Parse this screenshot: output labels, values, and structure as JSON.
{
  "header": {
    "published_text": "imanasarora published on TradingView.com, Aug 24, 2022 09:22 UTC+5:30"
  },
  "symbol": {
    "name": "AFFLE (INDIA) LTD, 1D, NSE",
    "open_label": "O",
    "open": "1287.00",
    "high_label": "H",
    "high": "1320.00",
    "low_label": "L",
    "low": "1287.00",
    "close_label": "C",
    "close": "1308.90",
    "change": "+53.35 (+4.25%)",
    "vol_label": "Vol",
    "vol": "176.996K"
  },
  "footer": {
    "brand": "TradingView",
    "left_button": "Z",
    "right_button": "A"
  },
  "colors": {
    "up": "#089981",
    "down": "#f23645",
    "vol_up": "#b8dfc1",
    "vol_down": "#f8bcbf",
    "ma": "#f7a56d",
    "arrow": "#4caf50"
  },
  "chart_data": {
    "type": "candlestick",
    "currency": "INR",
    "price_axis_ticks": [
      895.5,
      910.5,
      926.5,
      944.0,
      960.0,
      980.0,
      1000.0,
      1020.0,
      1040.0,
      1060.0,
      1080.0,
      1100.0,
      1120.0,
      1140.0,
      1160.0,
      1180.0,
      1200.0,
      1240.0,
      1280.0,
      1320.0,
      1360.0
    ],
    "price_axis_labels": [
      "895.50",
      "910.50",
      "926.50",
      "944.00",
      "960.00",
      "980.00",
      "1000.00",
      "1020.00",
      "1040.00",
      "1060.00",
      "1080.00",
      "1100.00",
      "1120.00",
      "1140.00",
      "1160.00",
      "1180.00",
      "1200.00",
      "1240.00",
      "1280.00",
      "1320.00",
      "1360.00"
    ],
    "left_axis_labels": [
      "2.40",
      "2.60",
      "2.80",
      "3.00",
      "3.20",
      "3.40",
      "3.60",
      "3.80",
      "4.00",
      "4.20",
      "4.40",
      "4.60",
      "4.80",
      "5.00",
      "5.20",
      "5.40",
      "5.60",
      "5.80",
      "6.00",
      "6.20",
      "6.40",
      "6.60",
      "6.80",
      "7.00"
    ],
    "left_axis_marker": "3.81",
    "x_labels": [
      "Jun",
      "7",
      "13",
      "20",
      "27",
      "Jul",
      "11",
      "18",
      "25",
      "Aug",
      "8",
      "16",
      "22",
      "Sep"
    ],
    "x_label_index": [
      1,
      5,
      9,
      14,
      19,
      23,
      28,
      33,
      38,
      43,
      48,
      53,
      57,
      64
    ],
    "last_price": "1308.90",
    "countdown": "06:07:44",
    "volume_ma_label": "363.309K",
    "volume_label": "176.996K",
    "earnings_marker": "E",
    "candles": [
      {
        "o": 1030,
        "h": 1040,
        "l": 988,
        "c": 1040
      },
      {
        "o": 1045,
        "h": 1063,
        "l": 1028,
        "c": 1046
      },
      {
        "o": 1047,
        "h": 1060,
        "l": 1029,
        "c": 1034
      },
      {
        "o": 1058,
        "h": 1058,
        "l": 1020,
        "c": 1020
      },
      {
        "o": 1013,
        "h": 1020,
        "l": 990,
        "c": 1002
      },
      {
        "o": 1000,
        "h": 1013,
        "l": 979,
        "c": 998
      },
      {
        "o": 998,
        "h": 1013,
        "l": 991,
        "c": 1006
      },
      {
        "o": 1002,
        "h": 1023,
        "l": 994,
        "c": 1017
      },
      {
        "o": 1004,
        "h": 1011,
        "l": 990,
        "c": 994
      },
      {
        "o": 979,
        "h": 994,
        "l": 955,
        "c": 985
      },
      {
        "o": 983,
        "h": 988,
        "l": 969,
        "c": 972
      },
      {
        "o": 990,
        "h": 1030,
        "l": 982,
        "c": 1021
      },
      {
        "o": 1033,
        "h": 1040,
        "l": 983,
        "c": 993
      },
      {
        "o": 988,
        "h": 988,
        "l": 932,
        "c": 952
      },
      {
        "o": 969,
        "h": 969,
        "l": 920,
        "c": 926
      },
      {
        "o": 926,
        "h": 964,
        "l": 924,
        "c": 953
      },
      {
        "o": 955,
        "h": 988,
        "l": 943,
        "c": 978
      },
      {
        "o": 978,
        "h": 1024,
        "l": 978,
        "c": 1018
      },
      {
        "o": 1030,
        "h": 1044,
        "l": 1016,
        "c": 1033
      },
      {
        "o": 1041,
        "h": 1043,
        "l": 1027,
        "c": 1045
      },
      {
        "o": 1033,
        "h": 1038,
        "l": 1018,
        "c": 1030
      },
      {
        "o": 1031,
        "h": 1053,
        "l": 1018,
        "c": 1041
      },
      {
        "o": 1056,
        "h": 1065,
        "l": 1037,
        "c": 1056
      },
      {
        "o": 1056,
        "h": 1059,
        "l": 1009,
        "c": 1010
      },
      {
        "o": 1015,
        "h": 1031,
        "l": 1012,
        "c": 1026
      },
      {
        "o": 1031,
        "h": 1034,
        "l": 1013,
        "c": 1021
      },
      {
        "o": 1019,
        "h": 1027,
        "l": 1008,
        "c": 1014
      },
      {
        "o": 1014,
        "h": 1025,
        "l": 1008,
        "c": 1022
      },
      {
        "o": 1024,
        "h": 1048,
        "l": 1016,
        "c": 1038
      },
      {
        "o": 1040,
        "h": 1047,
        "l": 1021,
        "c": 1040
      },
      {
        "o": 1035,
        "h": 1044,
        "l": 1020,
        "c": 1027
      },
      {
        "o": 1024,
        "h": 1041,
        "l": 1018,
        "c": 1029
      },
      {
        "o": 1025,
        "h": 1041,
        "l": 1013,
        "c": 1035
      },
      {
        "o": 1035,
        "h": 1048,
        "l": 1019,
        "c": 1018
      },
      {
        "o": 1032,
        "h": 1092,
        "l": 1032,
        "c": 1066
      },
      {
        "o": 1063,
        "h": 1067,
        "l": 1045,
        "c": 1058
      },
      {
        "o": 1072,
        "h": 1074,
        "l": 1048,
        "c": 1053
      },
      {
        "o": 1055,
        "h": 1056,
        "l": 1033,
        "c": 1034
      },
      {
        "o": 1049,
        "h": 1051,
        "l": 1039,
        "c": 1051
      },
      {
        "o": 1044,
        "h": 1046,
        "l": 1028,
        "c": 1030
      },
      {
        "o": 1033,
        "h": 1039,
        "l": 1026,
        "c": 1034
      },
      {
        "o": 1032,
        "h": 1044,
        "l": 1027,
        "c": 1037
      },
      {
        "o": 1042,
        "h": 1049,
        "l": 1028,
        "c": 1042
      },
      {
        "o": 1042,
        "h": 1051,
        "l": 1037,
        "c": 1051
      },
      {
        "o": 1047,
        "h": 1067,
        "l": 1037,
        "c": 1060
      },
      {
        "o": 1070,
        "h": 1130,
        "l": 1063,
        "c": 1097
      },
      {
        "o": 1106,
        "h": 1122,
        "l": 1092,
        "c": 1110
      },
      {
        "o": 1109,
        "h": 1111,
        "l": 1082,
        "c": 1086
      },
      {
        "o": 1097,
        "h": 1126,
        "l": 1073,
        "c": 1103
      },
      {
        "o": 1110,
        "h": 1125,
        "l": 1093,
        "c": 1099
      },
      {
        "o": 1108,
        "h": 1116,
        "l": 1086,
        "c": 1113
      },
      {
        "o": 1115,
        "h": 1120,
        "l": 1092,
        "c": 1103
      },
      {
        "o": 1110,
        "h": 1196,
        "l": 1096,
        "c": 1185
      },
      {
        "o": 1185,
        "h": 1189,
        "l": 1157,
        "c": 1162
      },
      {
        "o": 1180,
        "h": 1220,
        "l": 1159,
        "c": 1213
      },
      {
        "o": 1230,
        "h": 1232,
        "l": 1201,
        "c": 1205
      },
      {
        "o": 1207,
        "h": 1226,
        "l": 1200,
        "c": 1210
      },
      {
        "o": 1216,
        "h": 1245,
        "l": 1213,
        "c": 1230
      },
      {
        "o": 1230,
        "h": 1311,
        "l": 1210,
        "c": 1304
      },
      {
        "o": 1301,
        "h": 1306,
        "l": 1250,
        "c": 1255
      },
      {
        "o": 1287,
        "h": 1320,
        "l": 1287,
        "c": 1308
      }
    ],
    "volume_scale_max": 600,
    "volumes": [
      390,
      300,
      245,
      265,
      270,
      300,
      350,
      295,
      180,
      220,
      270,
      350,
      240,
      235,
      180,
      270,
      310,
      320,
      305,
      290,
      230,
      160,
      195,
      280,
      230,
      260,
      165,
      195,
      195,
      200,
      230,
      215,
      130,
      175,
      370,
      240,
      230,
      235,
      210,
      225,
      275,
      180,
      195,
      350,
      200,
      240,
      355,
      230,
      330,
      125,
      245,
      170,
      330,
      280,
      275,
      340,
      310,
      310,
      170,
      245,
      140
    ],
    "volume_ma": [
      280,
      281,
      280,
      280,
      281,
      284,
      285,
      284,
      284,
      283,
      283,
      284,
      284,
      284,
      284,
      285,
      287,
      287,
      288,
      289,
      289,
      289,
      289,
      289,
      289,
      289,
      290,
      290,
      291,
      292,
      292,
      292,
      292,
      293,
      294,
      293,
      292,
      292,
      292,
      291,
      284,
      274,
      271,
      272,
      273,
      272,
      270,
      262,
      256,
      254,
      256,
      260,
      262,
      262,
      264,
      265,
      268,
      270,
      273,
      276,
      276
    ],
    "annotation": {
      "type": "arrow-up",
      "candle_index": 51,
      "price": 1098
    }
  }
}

* **Set exercise**:
Search the data for "TradingView". Copy every matching line.

* **Exercise answer**:
    "published_text": "imanasarora published on TradingView.com, Aug 24, 2022 09:22 UTC+5:30"
    "brand": "TradingView",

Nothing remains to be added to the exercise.